EXERCISE :: Go through the data below and gather each line containing "doubling".

####

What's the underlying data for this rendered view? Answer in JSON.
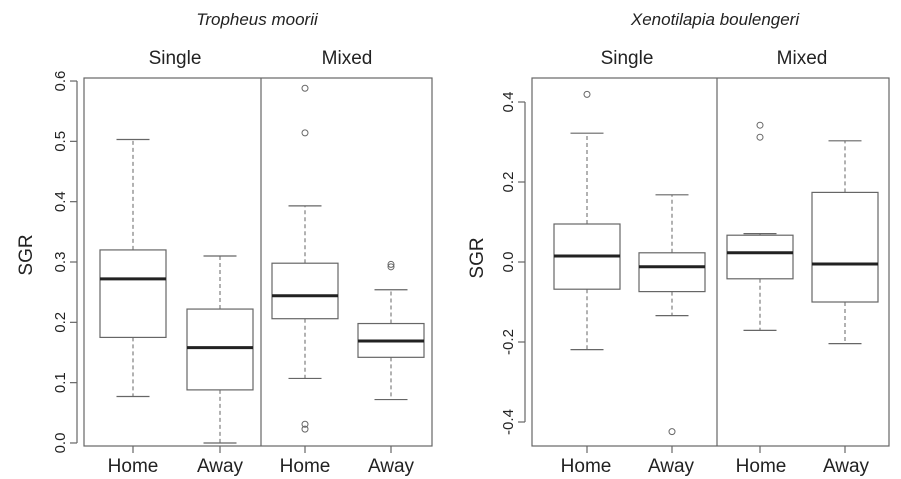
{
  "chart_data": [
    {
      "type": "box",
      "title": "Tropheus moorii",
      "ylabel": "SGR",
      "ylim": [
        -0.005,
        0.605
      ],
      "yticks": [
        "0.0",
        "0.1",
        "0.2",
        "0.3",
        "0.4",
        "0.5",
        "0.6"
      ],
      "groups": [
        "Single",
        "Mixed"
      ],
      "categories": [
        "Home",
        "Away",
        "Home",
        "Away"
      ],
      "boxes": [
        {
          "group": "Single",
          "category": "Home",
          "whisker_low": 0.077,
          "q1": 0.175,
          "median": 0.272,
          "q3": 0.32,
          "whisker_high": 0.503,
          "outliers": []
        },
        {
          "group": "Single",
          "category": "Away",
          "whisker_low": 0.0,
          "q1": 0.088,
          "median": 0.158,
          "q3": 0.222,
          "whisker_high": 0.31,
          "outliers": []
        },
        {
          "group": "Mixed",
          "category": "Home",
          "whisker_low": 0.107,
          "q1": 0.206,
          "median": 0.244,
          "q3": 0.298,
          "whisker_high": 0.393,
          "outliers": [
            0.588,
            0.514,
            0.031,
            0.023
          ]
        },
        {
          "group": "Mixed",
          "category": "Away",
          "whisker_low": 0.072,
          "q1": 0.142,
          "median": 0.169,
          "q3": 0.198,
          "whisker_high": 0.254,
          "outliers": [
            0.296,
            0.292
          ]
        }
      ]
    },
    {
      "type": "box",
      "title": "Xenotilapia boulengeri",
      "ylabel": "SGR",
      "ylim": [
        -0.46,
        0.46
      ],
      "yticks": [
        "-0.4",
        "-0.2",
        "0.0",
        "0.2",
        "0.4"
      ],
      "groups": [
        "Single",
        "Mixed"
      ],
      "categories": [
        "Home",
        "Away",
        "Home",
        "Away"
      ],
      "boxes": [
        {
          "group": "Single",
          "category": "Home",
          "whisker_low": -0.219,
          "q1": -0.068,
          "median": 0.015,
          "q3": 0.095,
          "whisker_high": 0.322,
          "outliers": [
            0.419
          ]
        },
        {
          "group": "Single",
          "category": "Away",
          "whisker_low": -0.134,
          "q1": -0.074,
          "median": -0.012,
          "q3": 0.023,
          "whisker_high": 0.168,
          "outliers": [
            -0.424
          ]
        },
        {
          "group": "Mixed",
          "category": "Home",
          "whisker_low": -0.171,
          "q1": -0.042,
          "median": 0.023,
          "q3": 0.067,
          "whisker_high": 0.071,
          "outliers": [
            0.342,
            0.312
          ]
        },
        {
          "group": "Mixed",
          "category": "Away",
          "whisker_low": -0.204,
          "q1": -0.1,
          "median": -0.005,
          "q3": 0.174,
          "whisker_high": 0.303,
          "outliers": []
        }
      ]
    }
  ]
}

####

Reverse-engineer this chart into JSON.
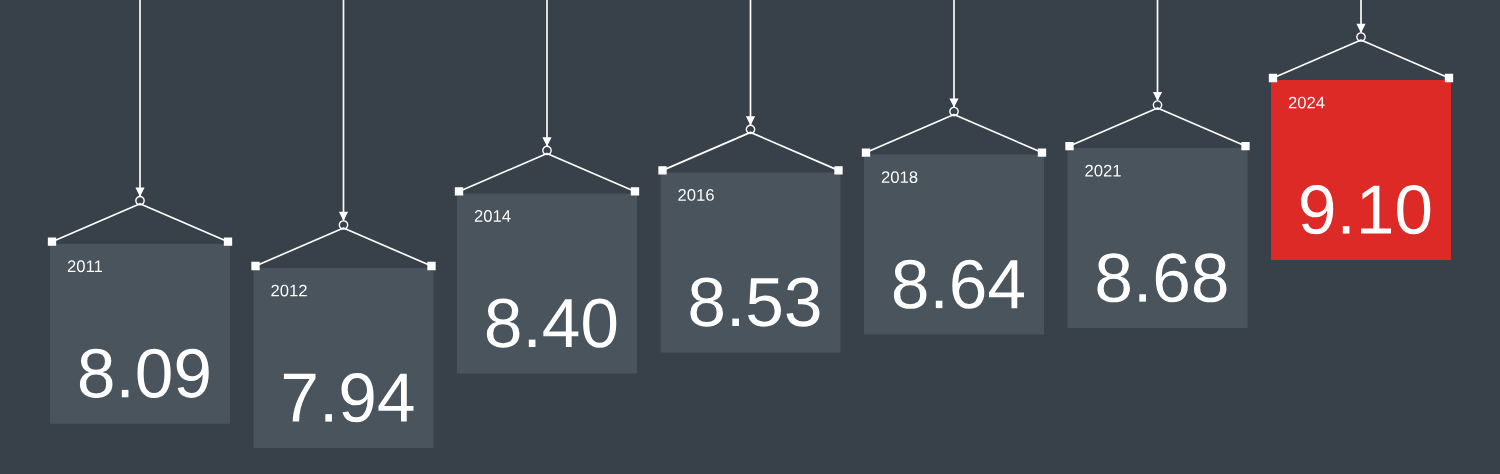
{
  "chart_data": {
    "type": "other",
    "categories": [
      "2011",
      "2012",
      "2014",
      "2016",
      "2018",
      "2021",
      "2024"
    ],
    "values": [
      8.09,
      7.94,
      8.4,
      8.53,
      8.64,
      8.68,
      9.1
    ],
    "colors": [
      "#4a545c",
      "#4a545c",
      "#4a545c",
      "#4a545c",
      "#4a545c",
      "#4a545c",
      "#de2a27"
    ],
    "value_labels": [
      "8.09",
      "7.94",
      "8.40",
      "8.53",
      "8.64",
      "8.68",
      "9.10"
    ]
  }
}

####

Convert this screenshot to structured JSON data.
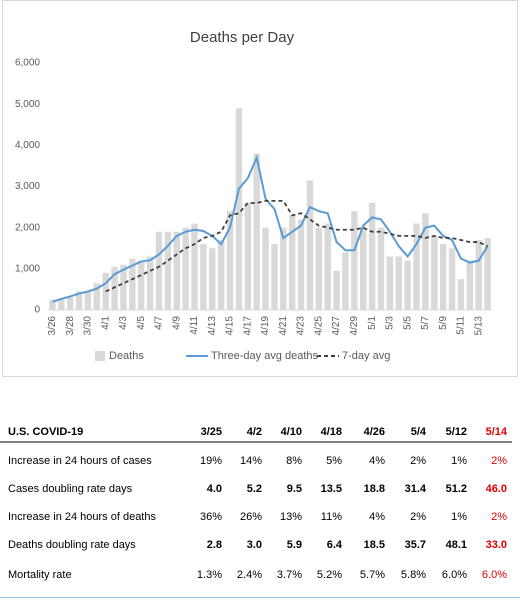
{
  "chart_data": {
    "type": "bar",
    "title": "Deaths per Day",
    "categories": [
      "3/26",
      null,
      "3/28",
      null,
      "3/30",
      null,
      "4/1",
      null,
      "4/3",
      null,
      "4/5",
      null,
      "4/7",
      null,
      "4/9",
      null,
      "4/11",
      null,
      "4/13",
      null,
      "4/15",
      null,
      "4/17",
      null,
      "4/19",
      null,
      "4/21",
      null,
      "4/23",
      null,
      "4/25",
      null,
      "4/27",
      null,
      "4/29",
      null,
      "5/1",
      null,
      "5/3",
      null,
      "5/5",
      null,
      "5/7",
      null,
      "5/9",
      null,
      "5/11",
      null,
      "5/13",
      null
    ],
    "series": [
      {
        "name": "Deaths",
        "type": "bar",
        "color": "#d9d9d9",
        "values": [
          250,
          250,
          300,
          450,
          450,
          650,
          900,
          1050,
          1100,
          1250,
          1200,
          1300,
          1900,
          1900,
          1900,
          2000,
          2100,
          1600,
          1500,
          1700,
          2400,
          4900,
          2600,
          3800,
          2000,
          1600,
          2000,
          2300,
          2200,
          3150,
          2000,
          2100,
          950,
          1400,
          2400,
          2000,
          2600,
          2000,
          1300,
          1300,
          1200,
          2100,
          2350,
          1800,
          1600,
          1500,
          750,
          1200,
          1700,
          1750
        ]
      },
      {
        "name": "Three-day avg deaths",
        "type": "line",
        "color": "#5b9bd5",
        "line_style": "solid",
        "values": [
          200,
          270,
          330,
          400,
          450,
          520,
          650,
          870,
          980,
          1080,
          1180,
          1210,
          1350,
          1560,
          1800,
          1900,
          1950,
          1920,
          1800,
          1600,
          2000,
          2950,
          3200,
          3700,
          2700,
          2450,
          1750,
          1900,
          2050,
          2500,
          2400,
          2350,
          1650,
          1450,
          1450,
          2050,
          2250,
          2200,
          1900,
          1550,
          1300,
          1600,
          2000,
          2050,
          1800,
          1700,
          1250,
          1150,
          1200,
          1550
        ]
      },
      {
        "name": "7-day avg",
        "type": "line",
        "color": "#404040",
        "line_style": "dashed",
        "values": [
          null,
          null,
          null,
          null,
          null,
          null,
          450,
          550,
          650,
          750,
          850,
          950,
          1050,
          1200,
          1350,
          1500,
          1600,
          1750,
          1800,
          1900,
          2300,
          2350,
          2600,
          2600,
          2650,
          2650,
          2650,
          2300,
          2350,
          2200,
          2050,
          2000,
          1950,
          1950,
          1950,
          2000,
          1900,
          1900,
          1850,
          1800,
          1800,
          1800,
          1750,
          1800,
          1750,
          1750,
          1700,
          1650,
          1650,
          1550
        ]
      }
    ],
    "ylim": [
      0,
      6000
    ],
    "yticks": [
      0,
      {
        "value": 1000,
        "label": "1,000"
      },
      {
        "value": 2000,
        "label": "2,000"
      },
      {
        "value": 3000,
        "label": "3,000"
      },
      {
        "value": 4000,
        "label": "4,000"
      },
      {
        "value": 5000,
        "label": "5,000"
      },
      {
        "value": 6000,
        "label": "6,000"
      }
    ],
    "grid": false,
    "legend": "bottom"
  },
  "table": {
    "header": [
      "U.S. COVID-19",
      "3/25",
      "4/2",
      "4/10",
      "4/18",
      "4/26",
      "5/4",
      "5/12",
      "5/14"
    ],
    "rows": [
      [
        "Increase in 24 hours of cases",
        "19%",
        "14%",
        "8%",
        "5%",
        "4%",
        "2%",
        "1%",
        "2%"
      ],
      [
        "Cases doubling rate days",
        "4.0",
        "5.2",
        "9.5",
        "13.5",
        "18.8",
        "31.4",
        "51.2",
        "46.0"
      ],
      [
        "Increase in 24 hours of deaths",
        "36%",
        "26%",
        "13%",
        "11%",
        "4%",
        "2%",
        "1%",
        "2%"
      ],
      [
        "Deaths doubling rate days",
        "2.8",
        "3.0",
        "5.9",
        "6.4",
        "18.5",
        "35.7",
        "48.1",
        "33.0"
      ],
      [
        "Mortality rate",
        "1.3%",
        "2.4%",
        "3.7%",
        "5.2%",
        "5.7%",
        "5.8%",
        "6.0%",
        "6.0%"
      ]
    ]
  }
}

####

RESULT FOR THIS TASK ::
        "Cases doubling rate days",
        "Deaths doubling rate days",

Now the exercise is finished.